§ **Source data**
* * *

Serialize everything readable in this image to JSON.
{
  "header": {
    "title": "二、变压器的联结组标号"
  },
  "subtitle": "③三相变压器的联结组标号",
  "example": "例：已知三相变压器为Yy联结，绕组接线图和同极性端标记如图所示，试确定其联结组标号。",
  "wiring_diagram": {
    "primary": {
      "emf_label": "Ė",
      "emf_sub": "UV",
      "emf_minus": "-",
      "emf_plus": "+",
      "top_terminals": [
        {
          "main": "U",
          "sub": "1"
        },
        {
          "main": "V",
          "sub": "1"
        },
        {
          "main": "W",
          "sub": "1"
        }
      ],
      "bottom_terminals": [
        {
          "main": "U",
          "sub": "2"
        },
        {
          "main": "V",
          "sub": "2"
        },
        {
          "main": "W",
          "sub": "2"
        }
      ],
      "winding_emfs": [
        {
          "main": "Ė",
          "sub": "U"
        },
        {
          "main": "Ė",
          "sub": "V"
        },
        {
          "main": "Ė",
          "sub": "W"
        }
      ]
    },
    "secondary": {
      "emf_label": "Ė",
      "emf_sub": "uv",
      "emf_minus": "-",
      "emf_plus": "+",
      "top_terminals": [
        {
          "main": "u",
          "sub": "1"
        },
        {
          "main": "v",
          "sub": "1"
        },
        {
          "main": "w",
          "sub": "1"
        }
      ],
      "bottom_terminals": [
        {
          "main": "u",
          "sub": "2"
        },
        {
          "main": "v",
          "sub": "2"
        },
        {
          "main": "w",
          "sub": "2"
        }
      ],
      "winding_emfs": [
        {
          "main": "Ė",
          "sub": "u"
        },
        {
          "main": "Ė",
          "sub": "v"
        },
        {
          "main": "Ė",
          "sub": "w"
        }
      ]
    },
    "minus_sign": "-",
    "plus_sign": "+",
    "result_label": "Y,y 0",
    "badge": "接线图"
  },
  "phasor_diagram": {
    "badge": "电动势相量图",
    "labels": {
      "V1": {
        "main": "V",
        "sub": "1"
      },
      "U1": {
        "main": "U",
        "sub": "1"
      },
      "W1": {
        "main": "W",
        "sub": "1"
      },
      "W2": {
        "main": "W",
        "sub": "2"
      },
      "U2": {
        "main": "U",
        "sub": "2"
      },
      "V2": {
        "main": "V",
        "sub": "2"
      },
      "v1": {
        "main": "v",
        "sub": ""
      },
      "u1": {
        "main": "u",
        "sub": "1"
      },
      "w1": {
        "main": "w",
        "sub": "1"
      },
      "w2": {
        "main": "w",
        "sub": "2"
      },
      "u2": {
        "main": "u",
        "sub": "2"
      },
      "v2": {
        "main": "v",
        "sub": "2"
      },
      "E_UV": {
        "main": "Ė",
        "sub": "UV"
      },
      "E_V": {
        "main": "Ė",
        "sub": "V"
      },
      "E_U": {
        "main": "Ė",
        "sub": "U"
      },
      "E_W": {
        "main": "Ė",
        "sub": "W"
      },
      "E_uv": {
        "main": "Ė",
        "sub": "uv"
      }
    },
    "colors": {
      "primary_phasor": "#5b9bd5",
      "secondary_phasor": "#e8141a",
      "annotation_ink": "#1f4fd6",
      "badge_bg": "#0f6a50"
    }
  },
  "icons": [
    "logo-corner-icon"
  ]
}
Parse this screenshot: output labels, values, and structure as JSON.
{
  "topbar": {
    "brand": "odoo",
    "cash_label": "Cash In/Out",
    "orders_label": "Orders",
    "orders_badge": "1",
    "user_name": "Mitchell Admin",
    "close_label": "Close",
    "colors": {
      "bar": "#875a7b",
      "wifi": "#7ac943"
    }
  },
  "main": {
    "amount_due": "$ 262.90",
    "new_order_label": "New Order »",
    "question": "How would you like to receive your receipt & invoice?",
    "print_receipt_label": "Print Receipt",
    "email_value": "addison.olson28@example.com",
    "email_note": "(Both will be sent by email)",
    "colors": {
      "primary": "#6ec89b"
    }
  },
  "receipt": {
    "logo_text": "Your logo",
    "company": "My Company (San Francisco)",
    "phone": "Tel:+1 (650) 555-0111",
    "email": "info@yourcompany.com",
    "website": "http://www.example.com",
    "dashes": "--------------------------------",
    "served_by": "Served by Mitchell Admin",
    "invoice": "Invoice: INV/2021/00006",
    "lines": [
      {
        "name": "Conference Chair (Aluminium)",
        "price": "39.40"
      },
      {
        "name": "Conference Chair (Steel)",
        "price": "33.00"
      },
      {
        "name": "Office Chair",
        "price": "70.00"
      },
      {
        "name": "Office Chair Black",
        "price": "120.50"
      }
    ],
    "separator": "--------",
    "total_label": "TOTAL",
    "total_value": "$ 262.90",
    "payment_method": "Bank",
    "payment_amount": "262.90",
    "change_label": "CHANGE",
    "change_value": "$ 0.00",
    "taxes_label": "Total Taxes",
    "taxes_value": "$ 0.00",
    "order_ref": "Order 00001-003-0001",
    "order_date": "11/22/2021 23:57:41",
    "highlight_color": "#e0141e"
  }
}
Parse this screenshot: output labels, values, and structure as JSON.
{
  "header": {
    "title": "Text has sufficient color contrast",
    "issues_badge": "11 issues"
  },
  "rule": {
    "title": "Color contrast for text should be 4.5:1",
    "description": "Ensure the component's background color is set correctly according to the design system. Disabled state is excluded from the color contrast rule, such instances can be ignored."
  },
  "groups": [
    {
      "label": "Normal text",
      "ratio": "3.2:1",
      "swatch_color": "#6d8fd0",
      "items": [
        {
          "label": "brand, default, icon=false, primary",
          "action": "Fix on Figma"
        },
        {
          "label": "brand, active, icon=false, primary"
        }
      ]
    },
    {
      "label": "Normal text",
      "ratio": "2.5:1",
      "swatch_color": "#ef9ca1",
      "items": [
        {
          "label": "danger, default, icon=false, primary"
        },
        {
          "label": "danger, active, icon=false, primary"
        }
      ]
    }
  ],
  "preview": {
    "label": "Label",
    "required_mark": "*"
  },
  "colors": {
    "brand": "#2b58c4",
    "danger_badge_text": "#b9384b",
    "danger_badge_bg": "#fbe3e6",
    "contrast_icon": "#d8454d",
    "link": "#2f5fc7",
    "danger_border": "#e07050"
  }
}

* * *

§ **What is required**
Extract each entry in full, exactly as given.

§ **Correct response**
Serialize everything readable in this image to JSON.
{
  "header": {
    "title": "二、变压器的联结组标号"
  },
  "subtitle": "③三相变压器的联结组标号",
  "example": "例：已知三相变压器为Yy联结，绕组接线图和同极性端标记如图所示，试确定其联结组标号。",
  "wiring_diagram": {
    "primary": {
      "emf_label": "Ė",
      "emf_sub": "UV",
      "emf_minus": "-",
      "emf_plus": "+",
      "top_terminals": [
        {
          "main": "U",
          "sub": "1"
        },
        {
          "main": "V",
          "sub": "1"
        },
        {
          "main": "W",
          "sub": "1"
        }
      ],
      "bottom_terminals": [
        {
          "main": "U",
          "sub": "2"
        },
        {
          "main": "V",
          "sub": "2"
        },
        {
          "main": "W",
          "sub": "2"
        }
      ],
      "winding_emfs": [
        {
          "main": "Ė",
          "sub": "U"
        },
        {
          "main": "Ė",
          "sub": "V"
        },
        {
          "main": "Ė",
          "sub": "W"
        }
      ]
    },
    "secondary": {
      "emf_label": "Ė",
      "emf_sub": "uv",
      "emf_minus": "-",
      "emf_plus": "+",
      "top_terminals": [
        {
          "main": "u",
          "sub": "1"
        },
        {
          "main": "v",
          "sub": "1"
        },
        {
          "main": "w",
          "sub": "1"
        }
      ],
      "bottom_terminals": [
        {
          "main": "u",
          "sub": "2"
        },
        {
          "main": "v",
          "sub": "2"
        },
        {
          "main": "w",
          "sub": "2"
        }
      ],
      "winding_emfs": [
        {
          "main": "Ė",
          "sub": "u"
        },
        {
          "main": "Ė",
          "sub": "v"
        },
        {
          "main": "Ė",
          "sub": "w"
        }
      ]
    },
    "minus_sign": "-",
    "plus_sign": "+",
    "result_label": "Y,y 0",
    "badge": "接线图"
  },
  "phasor_diagram": {
    "badge": "电动势相量图",
    "labels": {
      "V1": {
        "main": "V",
        "sub": "1"
      },
      "U1": {
        "main": "U",
        "sub": "1"
      },
      "W1": {
        "main": "W",
        "sub": "1"
      },
      "W2": {
        "main": "W",
        "sub": "2"
      },
      "U2": {
        "main": "U",
        "sub": "2"
      },
      "V2": {
        "main": "V",
        "sub": "2"
      },
      "v1": {
        "main": "v",
        "sub": ""
      },
      "u1": {
        "main": "u",
        "sub": "1"
      },
      "w1": {
        "main": "w",
        "sub": "1"
      },
      "w2": {
        "main": "w",
        "sub": "2"
      },
      "u2": {
        "main": "u",
        "sub": "2"
      },
      "v2": {
        "main": "v",
        "sub": "2"
      },
      "E_UV": {
        "main": "Ė",
        "sub": "UV"
      },
      "E_V": {
        "main": "Ė",
        "sub": "V"
      },
      "E_U": {
        "main": "Ė",
        "sub": "U"
      },
      "E_W": {
        "main": "Ė",
        "sub": "W"
      },
      "E_uv": {
        "main": "Ė",
        "sub": "uv"
      }
    },
    "colors": {
      "primary_phasor": "#5b9bd5",
      "secondary_phasor": "#e8141a",
      "annotation_ink": "#1f4fd6",
      "badge_bg": "#0f6a50"
    }
  },
  "icons": [
    "logo-corner-icon"
  ]
}
Parse this screenshot: output labels, values, and structure as JSON.
{
  "topbar": {
    "brand": "odoo",
    "cash_label": "Cash In/Out",
    "orders_label": "Orders",
    "orders_badge": "1",
    "user_name": "Mitchell Admin",
    "close_label": "Close",
    "colors": {
      "bar": "#875a7b",
      "wifi": "#7ac943"
    }
  },
  "main": {
    "amount_due": "$ 262.90",
    "new_order_label": "New Order »",
    "question": "How would you like to receive your receipt & invoice?",
    "print_receipt_label": "Print Receipt",
    "email_value": "addison.olson28@example.com",
    "email_note": "(Both will be sent by email)",
    "colors": {
      "primary": "#6ec89b"
    }
  },
  "receipt": {
    "logo_text": "Your logo",
    "company": "My Company (San Francisco)",
    "phone": "Tel:+1 (650) 555-0111",
    "email": "info@yourcompany.com",
    "website": "http://www.example.com",
    "dashes": "--------------------------------",
    "served_by": "Served by Mitchell Admin",
    "invoice": "Invoice: INV/2021/00006",
    "lines": [
      {
        "name": "Conference Chair (Aluminium)",
        "price": "39.40"
      },
      {
        "name": "Conference Chair (Steel)",
        "price": "33.00"
      },
      {
        "name": "Office Chair",
        "price": "70.00"
      },
      {
        "name": "Office Chair Black",
        "price": "120.50"
      }
    ],
    "separator": "--------",
    "total_label": "TOTAL",
    "total_value": "$ 262.90",
    "payment_method": "Bank",
    "payment_amount": "262.90",
    "change_label": "CHANGE",
    "change_value": "$ 0.00",
    "taxes_label": "Total Taxes",
    "taxes_value": "$ 0.00",
    "order_ref": "Order 00001-003-0001",
    "order_date": "11/22/2021 23:57:41",
    "highlight_color": "#e0141e"
  }
}
Parse this screenshot: output labels, values, and structure as JSON.
{
  "header": {
    "title": "Text has sufficient color contrast",
    "issues_badge": "11 issues"
  },
  "rule": {
    "title": "Color contrast for text should be 4.5:1",
    "description": "Ensure the component's background color is set correctly according to the design system. Disabled state is excluded from the color contrast rule, such instances can be ignored."
  },
  "groups": [
    {
      "label": "Normal text",
      "ratio": "3.2:1",
      "swatch_color": "#6d8fd0",
      "items": [
        {
          "label": "brand, default, icon=false, primary",
          "action": "Fix on Figma"
        },
        {
          "label": "brand, active, icon=false, primary"
        }
      ]
    },
    {
      "label": "Normal text",
      "ratio": "2.5:1",
      "swatch_color": "#ef9ca1",
      "items": [
        {
          "label": "danger, default, icon=false, primary"
        },
        {
          "label": "danger, active, icon=false, primary"
        }
      ]
    }
  ],
  "preview": {
    "label": "Label",
    "required_mark": "*"
  },
  "colors": {
    "brand": "#2b58c4",
    "danger_badge_text": "#b9384b",
    "danger_badge_bg": "#fbe3e6",
    "contrast_icon": "#d8454d",
    "link": "#2f5fc7",
    "danger_border": "#e07050"
  }
}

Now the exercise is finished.